## BEGIN EXTRACTED INFORMATION
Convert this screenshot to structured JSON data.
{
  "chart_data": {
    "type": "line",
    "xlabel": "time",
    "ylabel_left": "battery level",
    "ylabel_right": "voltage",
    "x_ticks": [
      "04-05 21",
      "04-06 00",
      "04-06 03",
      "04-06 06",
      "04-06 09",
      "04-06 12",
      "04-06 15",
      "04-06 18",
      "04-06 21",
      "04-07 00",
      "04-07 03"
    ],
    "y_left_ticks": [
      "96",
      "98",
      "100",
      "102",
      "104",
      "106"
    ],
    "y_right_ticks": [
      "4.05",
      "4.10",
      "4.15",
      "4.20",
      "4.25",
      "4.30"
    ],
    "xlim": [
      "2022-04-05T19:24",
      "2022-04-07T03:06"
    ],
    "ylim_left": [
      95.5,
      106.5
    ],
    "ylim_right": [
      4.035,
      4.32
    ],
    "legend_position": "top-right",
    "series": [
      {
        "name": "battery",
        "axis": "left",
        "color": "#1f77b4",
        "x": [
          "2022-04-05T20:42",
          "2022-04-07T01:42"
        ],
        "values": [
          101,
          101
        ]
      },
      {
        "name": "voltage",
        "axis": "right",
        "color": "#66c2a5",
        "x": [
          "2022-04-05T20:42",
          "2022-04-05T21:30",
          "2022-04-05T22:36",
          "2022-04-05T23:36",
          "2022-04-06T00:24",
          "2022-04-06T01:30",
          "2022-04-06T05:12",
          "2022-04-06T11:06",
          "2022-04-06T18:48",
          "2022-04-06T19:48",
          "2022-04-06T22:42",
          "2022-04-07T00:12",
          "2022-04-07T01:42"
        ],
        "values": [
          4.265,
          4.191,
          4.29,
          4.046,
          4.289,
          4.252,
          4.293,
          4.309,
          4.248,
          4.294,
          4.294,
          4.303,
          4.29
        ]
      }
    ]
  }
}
## END EXTRACTED INFORMATION
Type out the entries again, word for word.

▸ **RESULT**:
Convert this screenshot to structured JSON data.
{
  "chart_data": {
    "type": "line",
    "xlabel": "time",
    "ylabel_left": "battery level",
    "ylabel_right": "voltage",
    "x_ticks": [
      "04-05 21",
      "04-06 00",
      "04-06 03",
      "04-06 06",
      "04-06 09",
      "04-06 12",
      "04-06 15",
      "04-06 18",
      "04-06 21",
      "04-07 00",
      "04-07 03"
    ],
    "y_left_ticks": [
      "96",
      "98",
      "100",
      "102",
      "104",
      "106"
    ],
    "y_right_ticks": [
      "4.05",
      "4.10",
      "4.15",
      "4.20",
      "4.25",
      "4.30"
    ],
    "xlim": [
      "2022-04-05T19:24",
      "2022-04-07T03:06"
    ],
    "ylim_left": [
      95.5,
      106.5
    ],
    "ylim_right": [
      4.035,
      4.32
    ],
    "legend_position": "top-right",
    "series": [
      {
        "name": "battery",
        "axis": "left",
        "color": "#1f77b4",
        "x": [
          "2022-04-05T20:42",
          "2022-04-07T01:42"
        ],
        "values": [
          101,
          101
        ]
      },
      {
        "name": "voltage",
        "axis": "right",
        "color": "#66c2a5",
        "x": [
          "2022-04-05T20:42",
          "2022-04-05T21:30",
          "2022-04-05T22:36",
          "2022-04-05T23:36",
          "2022-04-06T00:24",
          "2022-04-06T01:30",
          "2022-04-06T05:12",
          "2022-04-06T11:06",
          "2022-04-06T18:48",
          "2022-04-06T19:48",
          "2022-04-06T22:42",
          "2022-04-07T00:12",
          "2022-04-07T01:42"
        ],
        "values": [
          4.265,
          4.191,
          4.29,
          4.046,
          4.289,
          4.252,
          4.293,
          4.309,
          4.248,
          4.294,
          4.294,
          4.303,
          4.29
        ]
      }
    ]
  }
}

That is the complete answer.